→ **Required work**
Wherever the string "اطلاعات" occurs in a line of these records, report that line.

__________________________________________________

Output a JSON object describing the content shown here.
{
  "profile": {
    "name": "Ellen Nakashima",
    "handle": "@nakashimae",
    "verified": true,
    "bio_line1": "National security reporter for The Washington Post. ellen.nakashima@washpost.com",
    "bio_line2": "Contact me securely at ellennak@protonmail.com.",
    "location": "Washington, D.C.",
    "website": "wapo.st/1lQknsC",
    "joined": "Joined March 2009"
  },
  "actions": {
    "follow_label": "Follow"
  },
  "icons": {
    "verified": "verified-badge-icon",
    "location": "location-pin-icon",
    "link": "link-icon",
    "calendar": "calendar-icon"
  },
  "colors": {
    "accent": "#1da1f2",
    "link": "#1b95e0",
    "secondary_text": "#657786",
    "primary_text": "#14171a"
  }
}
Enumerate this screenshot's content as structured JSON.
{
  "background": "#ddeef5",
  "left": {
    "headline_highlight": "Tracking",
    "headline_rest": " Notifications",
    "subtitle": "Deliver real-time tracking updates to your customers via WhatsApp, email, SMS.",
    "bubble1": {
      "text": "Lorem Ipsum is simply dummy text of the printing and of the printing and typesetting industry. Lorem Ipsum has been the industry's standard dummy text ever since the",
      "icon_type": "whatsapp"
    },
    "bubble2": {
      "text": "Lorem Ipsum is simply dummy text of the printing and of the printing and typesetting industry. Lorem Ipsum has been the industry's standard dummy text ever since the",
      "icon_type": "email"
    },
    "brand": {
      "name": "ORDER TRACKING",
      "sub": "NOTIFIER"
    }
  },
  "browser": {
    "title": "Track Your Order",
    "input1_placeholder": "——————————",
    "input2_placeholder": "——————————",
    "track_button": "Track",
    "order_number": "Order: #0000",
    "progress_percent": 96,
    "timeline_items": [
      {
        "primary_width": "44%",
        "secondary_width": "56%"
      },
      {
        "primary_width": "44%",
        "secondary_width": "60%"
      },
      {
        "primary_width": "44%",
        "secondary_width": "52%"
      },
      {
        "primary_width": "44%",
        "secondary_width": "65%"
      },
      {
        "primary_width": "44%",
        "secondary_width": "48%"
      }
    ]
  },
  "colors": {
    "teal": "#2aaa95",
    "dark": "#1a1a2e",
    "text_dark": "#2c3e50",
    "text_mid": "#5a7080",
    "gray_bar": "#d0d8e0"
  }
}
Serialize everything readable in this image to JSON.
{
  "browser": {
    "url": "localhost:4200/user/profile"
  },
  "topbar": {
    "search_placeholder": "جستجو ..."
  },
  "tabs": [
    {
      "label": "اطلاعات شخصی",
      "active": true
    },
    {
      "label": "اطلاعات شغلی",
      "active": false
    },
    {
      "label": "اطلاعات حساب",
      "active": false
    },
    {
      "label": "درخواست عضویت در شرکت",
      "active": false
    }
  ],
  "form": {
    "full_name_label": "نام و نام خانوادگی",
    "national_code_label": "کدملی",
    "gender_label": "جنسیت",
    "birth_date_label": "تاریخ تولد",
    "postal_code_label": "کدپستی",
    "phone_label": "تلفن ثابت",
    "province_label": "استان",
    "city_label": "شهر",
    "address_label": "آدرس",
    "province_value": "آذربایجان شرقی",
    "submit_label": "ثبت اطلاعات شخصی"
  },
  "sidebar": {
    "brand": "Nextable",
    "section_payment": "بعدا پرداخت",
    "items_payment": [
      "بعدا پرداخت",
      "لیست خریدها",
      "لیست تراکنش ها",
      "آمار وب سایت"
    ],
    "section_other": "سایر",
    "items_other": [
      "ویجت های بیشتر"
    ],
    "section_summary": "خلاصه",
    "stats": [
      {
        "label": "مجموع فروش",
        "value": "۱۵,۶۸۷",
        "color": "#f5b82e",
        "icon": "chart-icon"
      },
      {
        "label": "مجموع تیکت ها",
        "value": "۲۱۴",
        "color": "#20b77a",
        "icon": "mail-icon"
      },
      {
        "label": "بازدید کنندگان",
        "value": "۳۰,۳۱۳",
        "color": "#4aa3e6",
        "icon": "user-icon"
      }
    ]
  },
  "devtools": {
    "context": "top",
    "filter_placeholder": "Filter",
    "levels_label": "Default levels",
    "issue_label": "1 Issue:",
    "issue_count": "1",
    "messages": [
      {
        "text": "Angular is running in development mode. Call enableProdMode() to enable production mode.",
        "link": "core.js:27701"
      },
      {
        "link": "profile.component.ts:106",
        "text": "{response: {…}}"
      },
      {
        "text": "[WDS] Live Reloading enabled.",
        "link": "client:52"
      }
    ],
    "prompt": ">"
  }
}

__________________________________________________

→ **Full output**
      "label": "اطلاعات شخصی",
      "label": "اطلاعات شغلی",
      "label": "اطلاعات حساب",
    "submit_label": "ثبت اطلاعات شخصی"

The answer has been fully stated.